### DIRECTIVE
Transcribe the data that follows precisely, omitting nothing.
——————
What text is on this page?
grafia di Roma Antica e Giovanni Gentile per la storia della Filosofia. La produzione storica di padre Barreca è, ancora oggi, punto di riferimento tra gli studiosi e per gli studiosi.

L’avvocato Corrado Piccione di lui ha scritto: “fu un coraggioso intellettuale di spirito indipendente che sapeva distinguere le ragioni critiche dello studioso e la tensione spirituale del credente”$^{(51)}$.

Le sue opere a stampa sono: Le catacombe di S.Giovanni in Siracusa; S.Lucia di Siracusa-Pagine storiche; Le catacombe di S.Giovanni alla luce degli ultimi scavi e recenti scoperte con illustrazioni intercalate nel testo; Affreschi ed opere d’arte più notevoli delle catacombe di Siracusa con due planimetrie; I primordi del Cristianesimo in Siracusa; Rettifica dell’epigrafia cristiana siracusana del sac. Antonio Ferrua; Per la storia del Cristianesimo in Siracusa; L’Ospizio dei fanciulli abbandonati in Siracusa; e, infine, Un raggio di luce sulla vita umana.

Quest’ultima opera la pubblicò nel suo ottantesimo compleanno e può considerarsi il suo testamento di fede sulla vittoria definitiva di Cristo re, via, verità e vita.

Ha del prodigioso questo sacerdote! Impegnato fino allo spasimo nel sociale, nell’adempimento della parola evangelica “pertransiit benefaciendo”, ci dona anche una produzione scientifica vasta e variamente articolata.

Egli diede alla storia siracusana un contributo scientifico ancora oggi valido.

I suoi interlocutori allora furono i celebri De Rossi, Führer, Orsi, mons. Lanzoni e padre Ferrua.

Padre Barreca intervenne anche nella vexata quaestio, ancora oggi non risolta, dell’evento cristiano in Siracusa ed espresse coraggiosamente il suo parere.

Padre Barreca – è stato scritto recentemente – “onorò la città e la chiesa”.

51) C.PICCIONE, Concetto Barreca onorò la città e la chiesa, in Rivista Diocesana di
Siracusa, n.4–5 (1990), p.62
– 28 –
——————
### THE REPLY
What text is on this page?
grafia di Roma Antica e Giovanni Gentile per la storia della Filosofia. La produzione storica di padre Barreca è, ancora oggi, punto di riferimento tra gli studiosi e per gli studiosi.

L’avvocato Corrado Piccione di lui ha scritto: “fu un coraggioso intellettuale di spirito indipendente che sapeva distinguere le ragioni critiche dello studioso e la tensione spirituale del credente”$^{(51)}$.

Le sue opere a stampa sono: Le catacombe di S.Giovanni in Siracusa; S.Lucia di Siracusa-Pagine storiche; Le catacombe di S.Giovanni alla luce degli ultimi scavi e recenti scoperte con illustrazioni intercalate nel testo; Affreschi ed opere d’arte più notevoli delle catacombe di Siracusa con due planimetrie; I primordi del Cristianesimo in Siracusa; Rettifica dell’epigrafia cristiana siracusana del sac. Antonio Ferrua; Per la storia del Cristianesimo in Siracusa; L’Ospizio dei fanciulli abbandonati in Siracusa; e, infine, Un raggio di luce sulla vita umana.

Quest’ultima opera la pubblicò nel suo ottantesimo compleanno e può considerarsi il suo testamento di fede sulla vittoria definitiva di Cristo re, via, verità e vita.

Ha del prodigioso questo sacerdote! Impegnato fino allo spasimo nel sociale, nell’adempimento della parola evangelica “pertransiit benefaciendo”, ci dona anche una produzione scientifica vasta e variamente articolata.

Egli diede alla storia siracusana un contributo scientifico ancora oggi valido.

I suoi interlocutori allora furono i celebri De Rossi, Führer, Orsi, mons. Lanzoni e padre Ferrua.

Padre Barreca intervenne anche nella vexata quaestio, ancora oggi non risolta, dell’evento cristiano in Siracusa ed espresse coraggiosamente il suo parere.

Padre Barreca – è stato scritto recentemente – “onorò la città e la chiesa”.

51) C.PICCIONE, Concetto Barreca onorò la città e la chiesa, in Rivista Diocesana di
Siracusa, n.4–5 (1990), p.62
– 28 –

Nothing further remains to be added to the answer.